··· Exercise inputs
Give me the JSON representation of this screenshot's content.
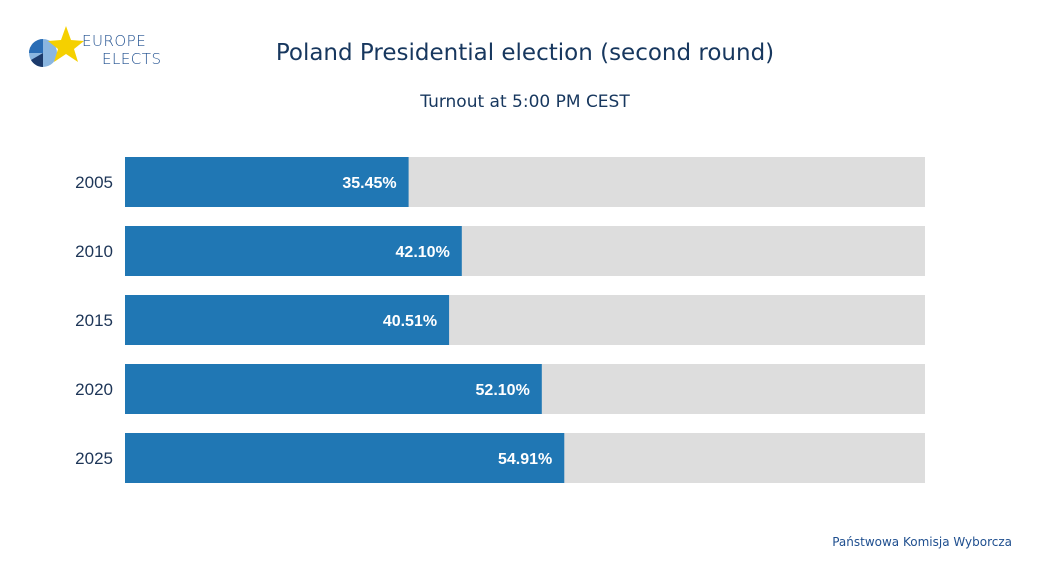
{
  "logo": {
    "line1": "EUROPE",
    "line2": "ELECTS",
    "colors": {
      "star": "#f5d000",
      "blue": "#2a6db5",
      "light": "#8ab6e0",
      "dark": "#1b3a6b"
    }
  },
  "header": {
    "title": "Poland Presidential election (second round)",
    "subtitle": "Turnout at 5:00 PM CEST"
  },
  "source": "Państwowa Komisja Wyborcza",
  "chart_data": {
    "type": "bar",
    "orientation": "horizontal",
    "categories": [
      "2005",
      "2010",
      "2015",
      "2020",
      "2025"
    ],
    "values": [
      35.45,
      42.1,
      40.51,
      52.1,
      54.91
    ],
    "value_labels": [
      "35.45%",
      "42.10%",
      "40.51%",
      "52.10%",
      "54.91%"
    ],
    "xlim": [
      0,
      100
    ],
    "grid": false,
    "colors": {
      "bar": "#2077b4",
      "track": "#dddddd"
    }
  }
}
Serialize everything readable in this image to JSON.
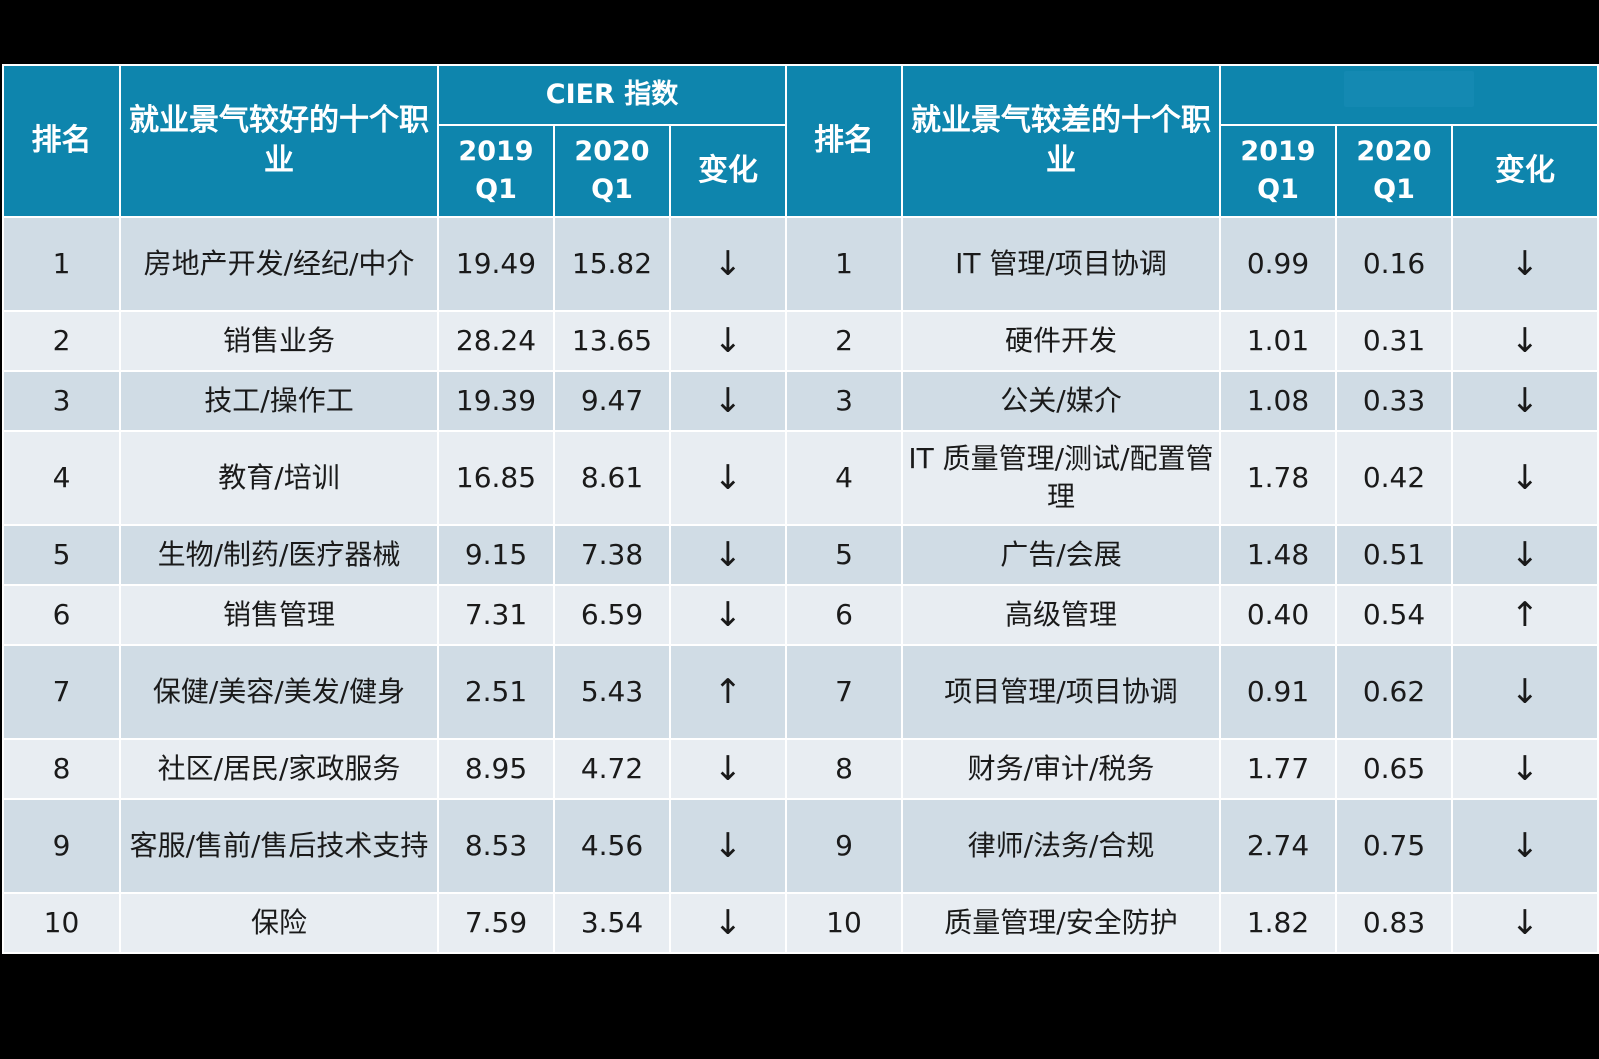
{
  "chart_data": {
    "type": "table",
    "header": {
      "rank": "排名",
      "good_title": "就业景气较好的十个职业",
      "bad_title": "就业景气较差的十个职业",
      "index_group": "CIER 指数",
      "index_group_right": "",
      "col_2019": "2019 Q1",
      "col_2020": "2020 Q1",
      "change": "变化"
    },
    "rows": [
      {
        "rank": "1",
        "good": "房地产开发/经纪/中介",
        "g2019": "19.49",
        "g2020": "15.82",
        "gchg": "↓",
        "rank2": "1",
        "bad": "IT 管理/项目协调",
        "b2019": "0.99",
        "b2020": "0.16",
        "bchg": "↓"
      },
      {
        "rank": "2",
        "good": "销售业务",
        "g2019": "28.24",
        "g2020": "13.65",
        "gchg": "↓",
        "rank2": "2",
        "bad": "硬件开发",
        "b2019": "1.01",
        "b2020": "0.31",
        "bchg": "↓"
      },
      {
        "rank": "3",
        "good": "技工/操作工",
        "g2019": "19.39",
        "g2020": "9.47",
        "gchg": "↓",
        "rank2": "3",
        "bad": "公关/媒介",
        "b2019": "1.08",
        "b2020": "0.33",
        "bchg": "↓"
      },
      {
        "rank": "4",
        "good": "教育/培训",
        "g2019": "16.85",
        "g2020": "8.61",
        "gchg": "↓",
        "rank2": "4",
        "bad": "IT 质量管理/测试/配置管理",
        "b2019": "1.78",
        "b2020": "0.42",
        "bchg": "↓"
      },
      {
        "rank": "5",
        "good": "生物/制药/医疗器械",
        "g2019": "9.15",
        "g2020": "7.38",
        "gchg": "↓",
        "rank2": "5",
        "bad": "广告/会展",
        "b2019": "1.48",
        "b2020": "0.51",
        "bchg": "↓"
      },
      {
        "rank": "6",
        "good": "销售管理",
        "g2019": "7.31",
        "g2020": "6.59",
        "gchg": "↓",
        "rank2": "6",
        "bad": "高级管理",
        "b2019": "0.40",
        "b2020": "0.54",
        "bchg": "↑"
      },
      {
        "rank": "7",
        "good": "保健/美容/美发/健身",
        "g2019": "2.51",
        "g2020": "5.43",
        "gchg": "↑",
        "rank2": "7",
        "bad": "项目管理/项目协调",
        "b2019": "0.91",
        "b2020": "0.62",
        "bchg": "↓"
      },
      {
        "rank": "8",
        "good": "社区/居民/家政服务",
        "g2019": "8.95",
        "g2020": "4.72",
        "gchg": "↓",
        "rank2": "8",
        "bad": "财务/审计/税务",
        "b2019": "1.77",
        "b2020": "0.65",
        "bchg": "↓"
      },
      {
        "rank": "9",
        "good": "客服/售前/售后技术支持",
        "g2019": "8.53",
        "g2020": "4.56",
        "gchg": "↓",
        "rank2": "9",
        "bad": "律师/法务/合规",
        "b2019": "2.74",
        "b2020": "0.75",
        "bchg": "↓"
      },
      {
        "rank": "10",
        "good": "保险",
        "g2019": "7.59",
        "g2020": "3.54",
        "gchg": "↓",
        "rank2": "10",
        "bad": "质量管理/安全防护",
        "b2019": "1.82",
        "b2020": "0.83",
        "bchg": "↓"
      }
    ]
  },
  "colors": {
    "header_bg": "#0e85ad",
    "row_odd": "#d0dce5",
    "row_even": "#e8edf2",
    "page_bg": "#000000"
  }
}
······
Requirements
Exclude the images, then output the data above word for word.

Output of the exercise
Give me the JSON representation of this screenshot's content.
{
  "logo": {
    "line1": "EUROPE",
    "line2": "ELECTS",
    "colors": {
      "star": "#f5d000",
      "blue": "#2a6db5",
      "light": "#8ab6e0",
      "dark": "#1b3a6b"
    }
  },
  "header": {
    "title": "Poland Presidential election (second round)",
    "subtitle": "Turnout at 5:00 PM CEST"
  },
  "source": "Państwowa Komisja Wyborcza",
  "chart_data": {
    "type": "bar",
    "orientation": "horizontal",
    "categories": [
      "2005",
      "2010",
      "2015",
      "2020",
      "2025"
    ],
    "values": [
      35.45,
      42.1,
      40.51,
      52.1,
      54.91
    ],
    "value_labels": [
      "35.45%",
      "42.10%",
      "40.51%",
      "52.10%",
      "54.91%"
    ],
    "xlim": [
      0,
      100
    ],
    "grid": false,
    "colors": {
      "bar": "#2077b4",
      "track": "#dddddd"
    }
  }
}
Serialize everything readable in this image to JSON.
{
  "chart_data": {
    "type": "table",
    "header": {
      "rank": "排名",
      "good_title": "就业景气较好的十个职业",
      "bad_title": "就业景气较差的十个职业",
      "index_group": "CIER 指数",
      "index_group_right": "",
      "col_2019": "2019 Q1",
      "col_2020": "2020 Q1",
      "change": "变化"
    },
    "rows": [
      {
        "rank": "1",
        "good": "房地产开发/经纪/中介",
        "g2019": "19.49",
        "g2020": "15.82",
        "gchg": "↓",
        "rank2": "1",
        "bad": "IT 管理/项目协调",
        "b2019": "0.99",
        "b2020": "0.16",
        "bchg": "↓"
      },
      {
        "rank": "2",
        "good": "销售业务",
        "g2019": "28.24",
        "g2020": "13.65",
        "gchg": "↓",
        "rank2": "2",
        "bad": "硬件开发",
        "b2019": "1.01",
        "b2020": "0.31",
        "bchg": "↓"
      },
      {
        "rank": "3",
        "good": "技工/操作工",
        "g2019": "19.39",
        "g2020": "9.47",
        "gchg": "↓",
        "rank2": "3",
        "bad": "公关/媒介",
        "b2019": "1.08",
        "b2020": "0.33",
        "bchg": "↓"
      },
      {
        "rank": "4",
        "good": "教育/培训",
        "g2019": "16.85",
        "g2020": "8.61",
        "gchg": "↓",
        "rank2": "4",
        "bad": "IT 质量管理/测试/配置管理",
        "b2019": "1.78",
        "b2020": "0.42",
        "bchg": "↓"
      },
      {
        "rank": "5",
        "good": "生物/制药/医疗器械",
        "g2019": "9.15",
        "g2020": "7.38",
        "gchg": "↓",
        "rank2": "5",
        "bad": "广告/会展",
        "b2019": "1.48",
        "b2020": "0.51",
        "bchg": "↓"
      },
      {
        "rank": "6",
        "good": "销售管理",
        "g2019": "7.31",
        "g2020": "6.59",
        "gchg": "↓",
        "rank2": "6",
        "bad": "高级管理",
        "b2019": "0.40",
        "b2020": "0.54",
        "bchg": "↑"
      },
      {
        "rank": "7",
        "good": "保健/美容/美发/健身",
        "g2019": "2.51",
        "g2020": "5.43",
        "gchg": "↑",
        "rank2": "7",
        "bad": "项目管理/项目协调",
        "b2019": "0.91",
        "b2020": "0.62",
        "bchg": "↓"
      },
      {
        "rank": "8",
        "good": "社区/居民/家政服务",
        "g2019": "8.95",
        "g2020": "4.72",
        "gchg": "↓",
        "rank2": "8",
        "bad": "财务/审计/税务",
        "b2019": "1.77",
        "b2020": "0.65",
        "bchg": "↓"
      },
      {
        "rank": "9",
        "good": "客服/售前/售后技术支持",
        "g2019": "8.53",
        "g2020": "4.56",
        "gchg": "↓",
        "rank2": "9",
        "bad": "律师/法务/合规",
        "b2019": "2.74",
        "b2020": "0.75",
        "bchg": "↓"
      },
      {
        "rank": "10",
        "good": "保险",
        "g2019": "7.59",
        "g2020": "3.54",
        "gchg": "↓",
        "rank2": "10",
        "bad": "质量管理/安全防护",
        "b2019": "1.82",
        "b2020": "0.83",
        "bchg": "↓"
      }
    ]
  },
  "colors": {
    "header_bg": "#0e85ad",
    "row_odd": "#d0dce5",
    "row_even": "#e8edf2",
    "page_bg": "#000000"
  }
}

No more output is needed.